Retype, word for word, every line starting at the line with "Output a JSON" and ending with the final line of the entries; skip the pictures.

--- Start ---

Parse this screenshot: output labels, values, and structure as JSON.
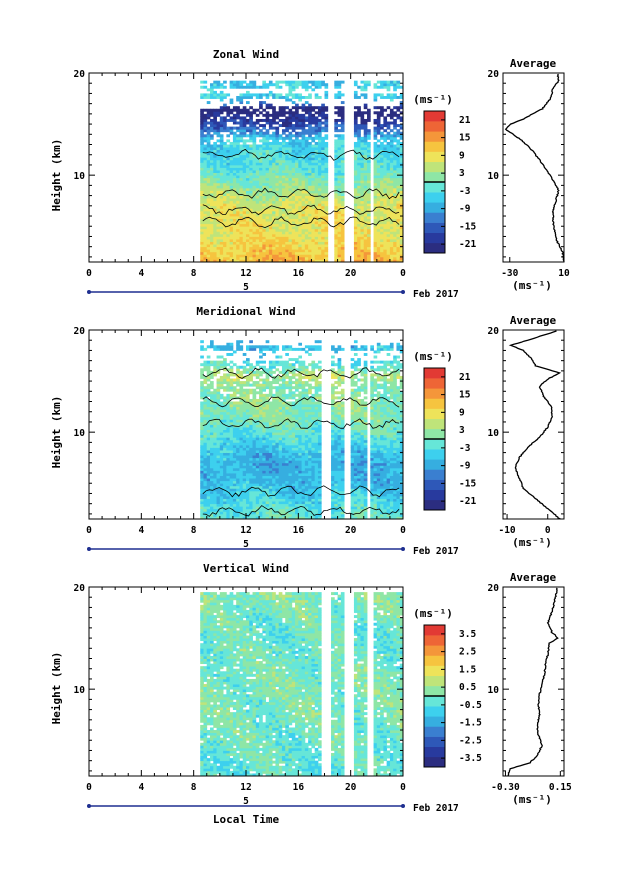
{
  "figure": {
    "date_label": "Feb 2017",
    "day_label": "5",
    "xlabel": "Local Time"
  },
  "colors": {
    "scale": [
      "#2b2d80",
      "#283a9e",
      "#2e58b8",
      "#3a7fd0",
      "#36aee0",
      "#3dd0ee",
      "#66e6d8",
      "#8ee6a6",
      "#bfe47a",
      "#eee35a",
      "#f6c43f",
      "#f4963a",
      "#ee6536",
      "#e23a34"
    ],
    "contour": "#000000",
    "frame": "#000000"
  },
  "chart_data": [
    {
      "type": "heatmap",
      "title": "Zonal Wind",
      "ylabel": "Height (km)",
      "unit": "(ms⁻¹)",
      "xticks": [
        "0",
        "4",
        "8",
        "12",
        "16",
        "20",
        "0"
      ],
      "xlim": [
        0,
        24
      ],
      "ylim": [
        1.5,
        20
      ],
      "yticks": [
        "10",
        "20"
      ],
      "colorbar_ticks": [
        "21",
        "15",
        "9",
        "3",
        "-3",
        "-9",
        "-15",
        "-21"
      ],
      "colorbar_range": [
        -24,
        24
      ],
      "data_start_hour": 8.5,
      "gaps": [
        [
          18.3,
          18.8
        ],
        [
          19.6,
          20.3
        ],
        [
          21.4,
          21.8
        ]
      ],
      "height_profile": [
        [
          1.5,
          13
        ],
        [
          4,
          9
        ],
        [
          7,
          7
        ],
        [
          9,
          2
        ],
        [
          10.5,
          -2
        ],
        [
          11.5,
          -3
        ],
        [
          13.5,
          -5
        ],
        [
          14.5,
          -14
        ],
        [
          15.5,
          -20
        ],
        [
          16.5,
          -26
        ],
        [
          17.2,
          -8
        ],
        [
          18,
          -4
        ],
        [
          19,
          -6
        ],
        [
          20,
          -3
        ]
      ],
      "gaps_y": [
        [
          16.8,
          17.6
        ],
        [
          17.9,
          18.4
        ],
        [
          19.3,
          20
        ]
      ],
      "data_top": 19.2,
      "average": {
        "title": "Average",
        "xlabel": "(ms⁻¹)",
        "xticks": [
          "-30",
          "10"
        ],
        "xlim": [
          -35,
          10
        ],
        "yticks": [
          "10",
          "20"
        ],
        "profile": [
          [
            1.5,
            10
          ],
          [
            2.5,
            9
          ],
          [
            3.5,
            5
          ],
          [
            4.5,
            3
          ],
          [
            5.5,
            2
          ],
          [
            6.5,
            2
          ],
          [
            7.5,
            4
          ],
          [
            8.5,
            6
          ],
          [
            9.5,
            2
          ],
          [
            10.5,
            -3
          ],
          [
            11.5,
            -8
          ],
          [
            12.5,
            -14
          ],
          [
            13.5,
            -22
          ],
          [
            14.5,
            -33
          ],
          [
            15.0,
            -29
          ],
          [
            15.5,
            -20
          ],
          [
            16.5,
            -6
          ],
          [
            17.5,
            0
          ],
          [
            18.5,
            2
          ],
          [
            19.2,
            6
          ],
          [
            20,
            5
          ]
        ]
      }
    },
    {
      "type": "heatmap",
      "title": "Meridional Wind",
      "ylabel": "Height (km)",
      "unit": "(ms⁻¹)",
      "xticks": [
        "0",
        "4",
        "8",
        "12",
        "16",
        "20",
        "0"
      ],
      "xlim": [
        0,
        24
      ],
      "ylim": [
        1.5,
        20
      ],
      "yticks": [
        "10",
        "20"
      ],
      "colorbar_ticks": [
        "21",
        "15",
        "9",
        "3",
        "-3",
        "-9",
        "-15",
        "-21"
      ],
      "colorbar_range": [
        -24,
        24
      ],
      "data_start_hour": 8.5,
      "gaps": [
        [
          17.8,
          18.4
        ],
        [
          19.4,
          20.0
        ],
        [
          21.2,
          21.6
        ]
      ],
      "height_profile": [
        [
          1.5,
          -1
        ],
        [
          3,
          -3
        ],
        [
          5,
          -7
        ],
        [
          7,
          -8
        ],
        [
          8.5,
          -6
        ],
        [
          10,
          -2
        ],
        [
          11.5,
          1
        ],
        [
          13,
          2
        ],
        [
          14.5,
          1
        ],
        [
          15.5,
          5
        ],
        [
          16.5,
          -2
        ],
        [
          17.5,
          -4
        ],
        [
          18.5,
          -8
        ],
        [
          20,
          -8
        ]
      ],
      "gaps_y": [
        [
          17,
          18
        ],
        [
          18.6,
          19
        ]
      ],
      "data_top": 18.9,
      "average": {
        "title": "Average",
        "xlabel": "(ms⁻¹)",
        "xticks": [
          "-10",
          "0"
        ],
        "xlim": [
          -11,
          4
        ],
        "yticks": [
          "10",
          "20"
        ],
        "profile": [
          [
            1.5,
            3
          ],
          [
            2.5,
            0
          ],
          [
            3.5,
            -3
          ],
          [
            4.5,
            -6
          ],
          [
            5.5,
            -7
          ],
          [
            6.5,
            -8
          ],
          [
            7.5,
            -7
          ],
          [
            8.5,
            -5
          ],
          [
            9.5,
            -2
          ],
          [
            10.5,
            0
          ],
          [
            11.5,
            1
          ],
          [
            12.5,
            1
          ],
          [
            13.5,
            -1
          ],
          [
            14.5,
            -2
          ],
          [
            15.2,
            0
          ],
          [
            15.8,
            3
          ],
          [
            16.5,
            -3
          ],
          [
            17.2,
            -4
          ],
          [
            18,
            -6
          ],
          [
            18.5,
            -9
          ],
          [
            19,
            -5
          ],
          [
            20,
            3
          ]
        ]
      }
    },
    {
      "type": "heatmap",
      "title": "Vertical Wind",
      "ylabel": "Height (km)",
      "unit": "(ms⁻¹)",
      "xticks": [
        "0",
        "4",
        "8",
        "12",
        "16",
        "20",
        "0"
      ],
      "xlim": [
        0,
        24
      ],
      "ylim": [
        1.5,
        20
      ],
      "yticks": [
        "10",
        "20"
      ],
      "colorbar_ticks": [
        "3.5",
        "2.5",
        "1.5",
        "0.5",
        "-0.5",
        "-1.5",
        "-2.5",
        "-3.5"
      ],
      "colorbar_range": [
        -4,
        4
      ],
      "data_start_hour": 8.5,
      "gaps": [
        [
          17.8,
          18.4
        ],
        [
          19.6,
          20.2
        ],
        [
          21.3,
          21.7
        ]
      ],
      "height_profile": [
        [
          1.5,
          -0.3
        ],
        [
          5,
          -0.1
        ],
        [
          10,
          0.1
        ],
        [
          15,
          -0.2
        ],
        [
          20,
          0.2
        ]
      ],
      "gaps_y": [],
      "data_top": 19.3,
      "average": {
        "title": "Average",
        "xlabel": "(ms⁻¹)",
        "xticks": [
          "-0.30",
          "0.15"
        ],
        "xlim": [
          -0.32,
          0.18
        ],
        "yticks": [
          "10",
          "20"
        ],
        "profile": [
          [
            1.5,
            -0.28
          ],
          [
            2.2,
            -0.26
          ],
          [
            2.8,
            -0.1
          ],
          [
            3.5,
            -0.04
          ],
          [
            4.5,
            0.0
          ],
          [
            5.5,
            -0.03
          ],
          [
            6.5,
            -0.04
          ],
          [
            7.5,
            -0.02
          ],
          [
            8.5,
            -0.03
          ],
          [
            9.5,
            -0.02
          ],
          [
            10.5,
            0.0
          ],
          [
            11.5,
            0.02
          ],
          [
            12.5,
            0.03
          ],
          [
            13.5,
            0.05
          ],
          [
            14.5,
            0.06
          ],
          [
            15.0,
            0.13
          ],
          [
            15.6,
            0.08
          ],
          [
            16.5,
            0.05
          ],
          [
            17.5,
            0.08
          ],
          [
            18.5,
            0.1
          ],
          [
            19.5,
            0.12
          ],
          [
            20,
            0.12
          ]
        ]
      }
    }
  ]
}
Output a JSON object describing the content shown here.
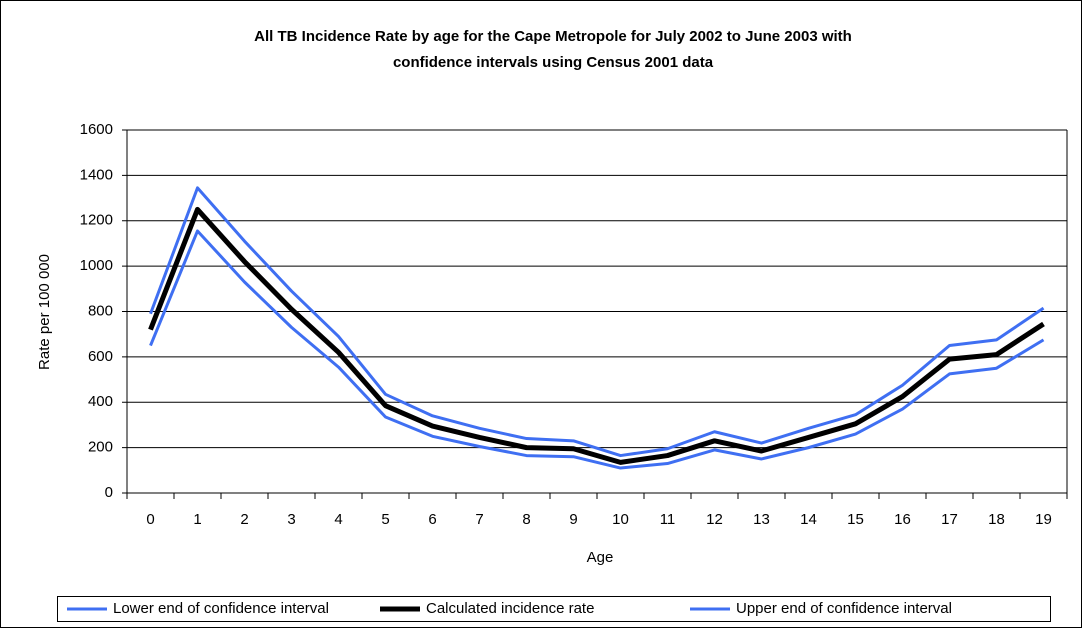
{
  "chart_data": {
    "type": "line",
    "title": [
      "All TB Incidence Rate by age for the Cape Metropole for July 2002 to June 2003 with",
      "confidence intervals using Census 2001 data"
    ],
    "x_label": "Age",
    "y_label": "Rate per 100 000",
    "categories": [
      "0",
      "1",
      "2",
      "3",
      "4",
      "5",
      "6",
      "7",
      "8",
      "9",
      "10",
      "11",
      "12",
      "13",
      "14",
      "15",
      "16",
      "17",
      "18",
      "19"
    ],
    "series": [
      {
        "name": "Lower end of confidence interval",
        "color": "#3f6ff2",
        "values": [
          650,
          1155,
          930,
          730,
          555,
          335,
          250,
          205,
          165,
          160,
          110,
          130,
          190,
          150,
          200,
          260,
          370,
          525,
          550,
          675
        ]
      },
      {
        "name": "Calculated incidence rate",
        "color": "#000000",
        "values": [
          720,
          1250,
          1020,
          810,
          620,
          385,
          295,
          245,
          200,
          195,
          135,
          165,
          230,
          185,
          245,
          305,
          425,
          590,
          610,
          745
        ]
      },
      {
        "name": "Upper end of confidence interval",
        "color": "#3f6ff2",
        "values": [
          790,
          1345,
          1110,
          890,
          690,
          435,
          340,
          285,
          240,
          230,
          165,
          195,
          270,
          220,
          285,
          345,
          475,
          650,
          675,
          815
        ]
      }
    ],
    "ylim": [
      0,
      1600
    ],
    "yticks": [
      0,
      200,
      400,
      600,
      800,
      1000,
      1200,
      1400,
      1600
    ],
    "grid": true,
    "legend": "bottom"
  }
}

--- End ---

• **Answer to this task**:
Output a JSON object describing the content shown here.
{
  "chart_data": {
    "type": "line",
    "title": [
      "All TB Incidence Rate by age for the Cape Metropole for July 2002 to June 2003 with",
      "confidence intervals using Census 2001 data"
    ],
    "x_label": "Age",
    "y_label": "Rate per 100 000",
    "categories": [
      "0",
      "1",
      "2",
      "3",
      "4",
      "5",
      "6",
      "7",
      "8",
      "9",
      "10",
      "11",
      "12",
      "13",
      "14",
      "15",
      "16",
      "17",
      "18",
      "19"
    ],
    "series": [
      {
        "name": "Lower end of confidence interval",
        "color": "#3f6ff2",
        "values": [
          650,
          1155,
          930,
          730,
          555,
          335,
          250,
          205,
          165,
          160,
          110,
          130,
          190,
          150,
          200,
          260,
          370,
          525,
          550,
          675
        ]
      },
      {
        "name": "Calculated incidence rate",
        "color": "#000000",
        "values": [
          720,
          1250,
          1020,
          810,
          620,
          385,
          295,
          245,
          200,
          195,
          135,
          165,
          230,
          185,
          245,
          305,
          425,
          590,
          610,
          745
        ]
      },
      {
        "name": "Upper end of confidence interval",
        "color": "#3f6ff2",
        "values": [
          790,
          1345,
          1110,
          890,
          690,
          435,
          340,
          285,
          240,
          230,
          165,
          195,
          270,
          220,
          285,
          345,
          475,
          650,
          675,
          815
        ]
      }
    ],
    "ylim": [
      0,
      1600
    ],
    "yticks": [
      0,
      200,
      400,
      600,
      800,
      1000,
      1200,
      1400,
      1600
    ],
    "grid": true,
    "legend": "bottom"
  }
}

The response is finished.